** Written instruction **
Search the records below for the word "color". Pull out each line that has it.

○ ○ ○ ○ ○ ○ ○

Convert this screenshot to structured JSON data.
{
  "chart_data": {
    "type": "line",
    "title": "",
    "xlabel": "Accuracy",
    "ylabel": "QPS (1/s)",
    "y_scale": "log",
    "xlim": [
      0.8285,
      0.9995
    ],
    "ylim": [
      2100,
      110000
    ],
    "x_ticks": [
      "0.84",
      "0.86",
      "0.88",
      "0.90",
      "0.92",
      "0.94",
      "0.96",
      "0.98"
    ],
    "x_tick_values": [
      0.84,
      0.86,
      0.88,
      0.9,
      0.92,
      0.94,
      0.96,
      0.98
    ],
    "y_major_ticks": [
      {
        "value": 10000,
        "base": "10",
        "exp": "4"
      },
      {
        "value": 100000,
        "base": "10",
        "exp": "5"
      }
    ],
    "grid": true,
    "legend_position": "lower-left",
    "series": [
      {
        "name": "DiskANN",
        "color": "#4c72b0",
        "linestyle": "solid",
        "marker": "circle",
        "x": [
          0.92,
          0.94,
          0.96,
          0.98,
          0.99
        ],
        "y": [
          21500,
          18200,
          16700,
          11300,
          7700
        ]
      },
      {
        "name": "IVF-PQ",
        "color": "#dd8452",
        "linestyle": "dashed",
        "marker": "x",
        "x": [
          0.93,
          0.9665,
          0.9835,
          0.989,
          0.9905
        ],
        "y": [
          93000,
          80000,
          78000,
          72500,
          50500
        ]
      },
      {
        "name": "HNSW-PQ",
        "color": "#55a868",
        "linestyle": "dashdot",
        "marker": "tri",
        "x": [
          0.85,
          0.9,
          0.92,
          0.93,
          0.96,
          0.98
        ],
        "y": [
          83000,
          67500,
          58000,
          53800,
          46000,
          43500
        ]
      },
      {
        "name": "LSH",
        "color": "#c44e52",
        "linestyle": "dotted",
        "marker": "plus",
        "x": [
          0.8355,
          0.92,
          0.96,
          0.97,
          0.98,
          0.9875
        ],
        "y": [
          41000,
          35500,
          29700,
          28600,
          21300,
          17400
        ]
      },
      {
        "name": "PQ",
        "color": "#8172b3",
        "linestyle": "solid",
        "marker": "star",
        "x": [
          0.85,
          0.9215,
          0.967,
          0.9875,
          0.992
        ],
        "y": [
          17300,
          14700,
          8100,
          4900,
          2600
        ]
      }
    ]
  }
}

○ ○ ○ ○ ○ ○ ○

** Exercise result **
        "color": "#4c72b0",
        "color": "#dd8452",
        "color": "#55a868",
        "color": "#c44e52",
        "color": "#8172b3",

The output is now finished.